● **Part of a data file**:
★ ★ ★ ★ ★ ★ ★

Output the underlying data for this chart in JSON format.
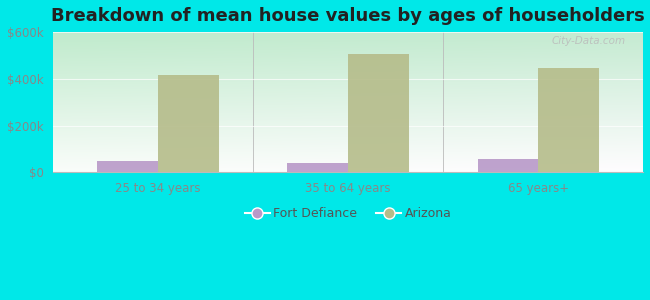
{
  "title": "Breakdown of mean house values by ages of householders",
  "categories": [
    "25 to 34 years",
    "35 to 64 years",
    "65 years+"
  ],
  "fort_defiance_values": [
    50000,
    38000,
    55000
  ],
  "arizona_values": [
    415000,
    505000,
    445000
  ],
  "ylim": [
    0,
    600000
  ],
  "ytick_labels": [
    "$0",
    "$200k",
    "$400k",
    "$600k"
  ],
  "ytick_values": [
    0,
    200000,
    400000,
    600000
  ],
  "fort_defiance_color": "#b899c8",
  "arizona_color": "#b5bc8a",
  "background_color": "#00e8e8",
  "title_fontsize": 13,
  "bar_width": 0.32,
  "legend_labels": [
    "Fort Defiance",
    "Arizona"
  ],
  "watermark": "City-Data.com",
  "tick_color": "#888888",
  "grid_color": "#dddddd"
}
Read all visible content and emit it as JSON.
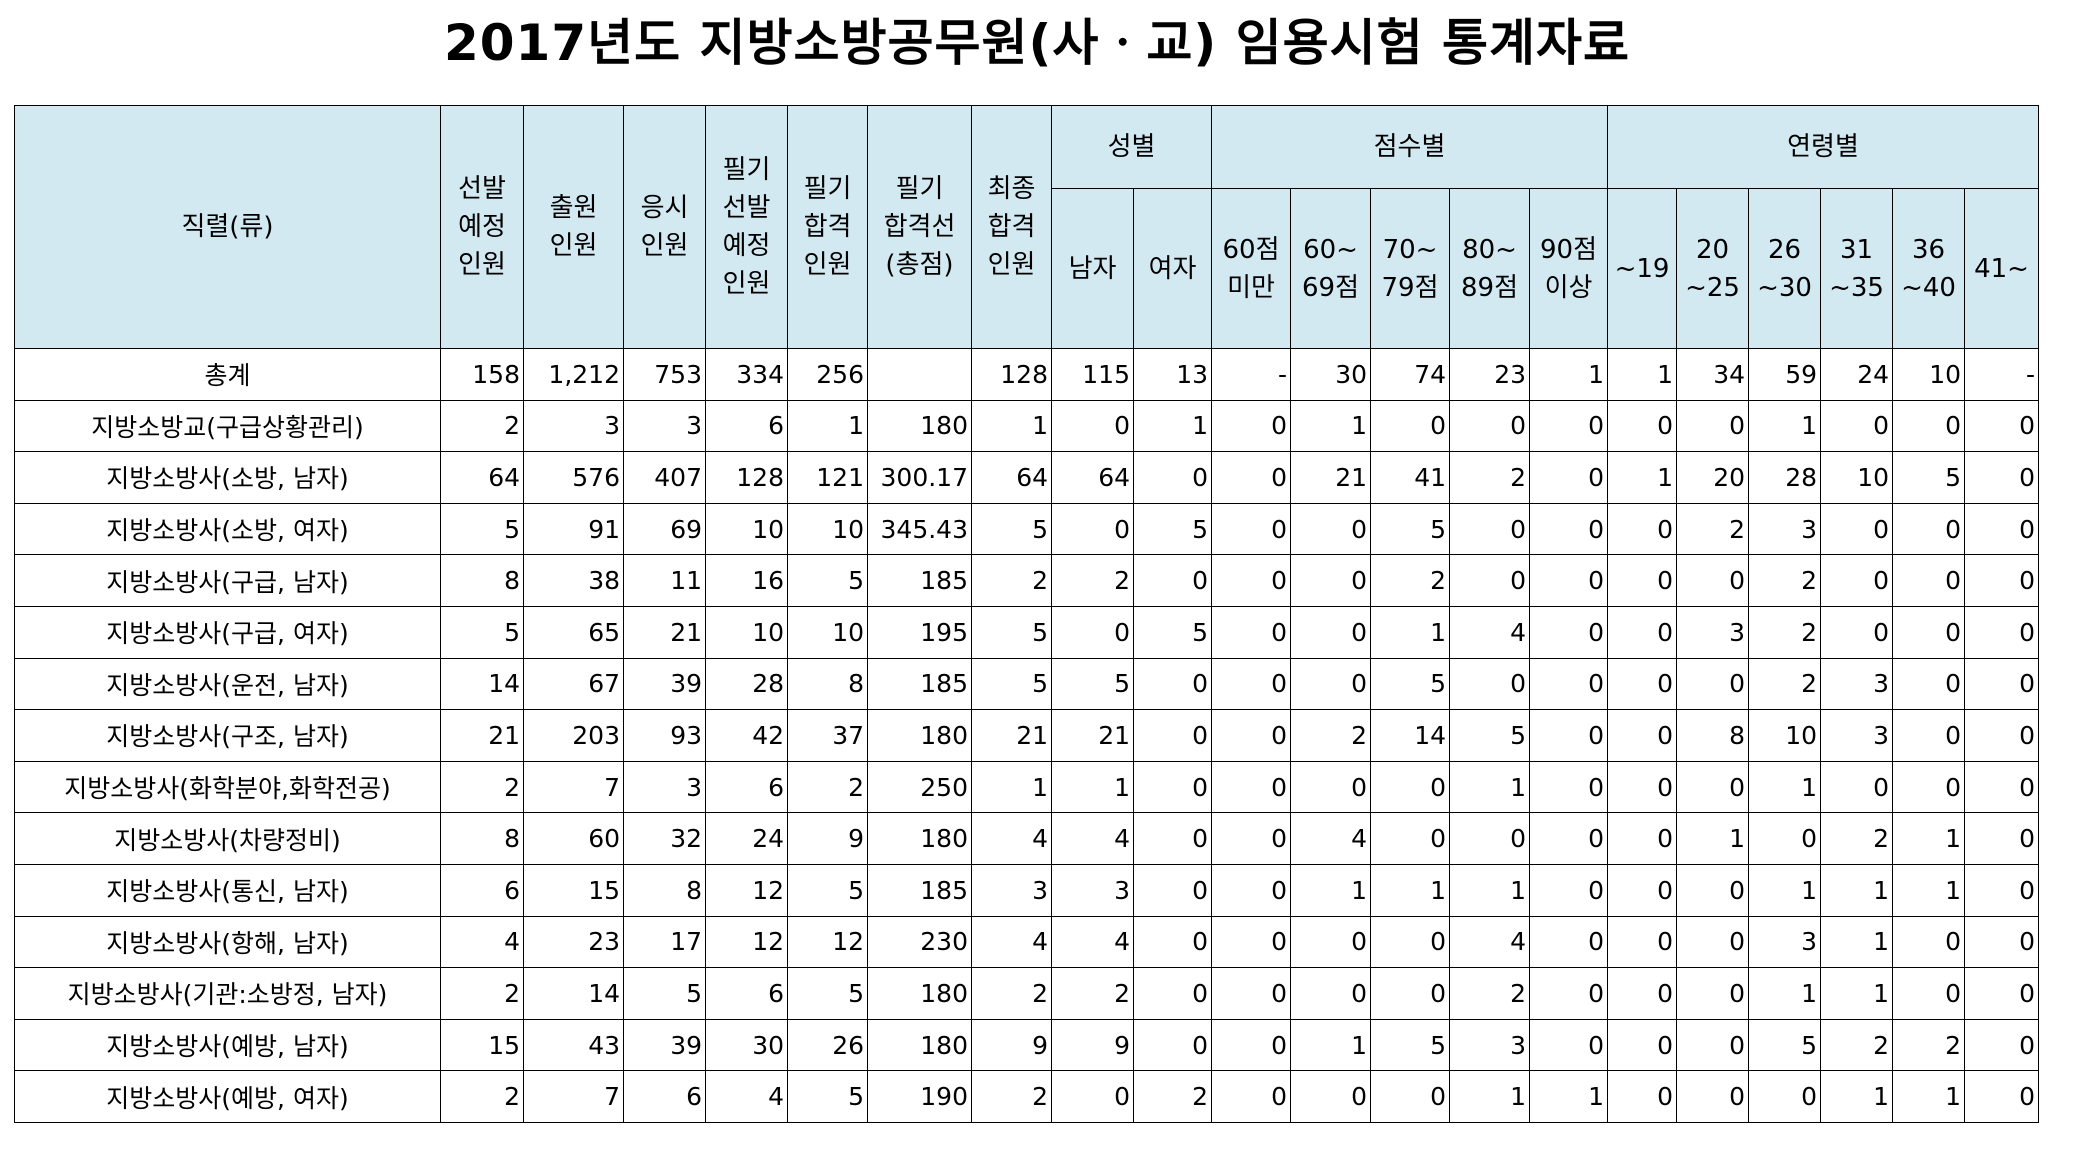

★ ★ ★ ★ ★ ★ ★

● **Task description**: Repeat the data exactly, dropping every picture it holds.

● **Solution to this exercise**:
Output the underlying data for this chart in JSON format.
{
  "title": "Breakdown of mean house values by ages of householders",
  "categories": [
    "25 to 34 years",
    "35 to 64 years",
    "65 years+"
  ],
  "fort_defiance_values": [
    50000,
    38000,
    55000
  ],
  "arizona_values": [
    415000,
    505000,
    445000
  ],
  "ylim": [
    0,
    600000
  ],
  "ytick_labels": [
    "$0",
    "$200k",
    "$400k",
    "$600k"
  ],
  "ytick_values": [
    0,
    200000,
    400000,
    600000
  ],
  "fort_defiance_color": "#b899c8",
  "arizona_color": "#b5bc8a",
  "background_color": "#00e8e8",
  "title_fontsize": 13,
  "bar_width": 0.32,
  "legend_labels": [
    "Fort Defiance",
    "Arizona"
  ],
  "watermark": "City-Data.com",
  "tick_color": "#888888",
  "grid_color": "#dddddd"
}
Read all visible content and emit it as JSON.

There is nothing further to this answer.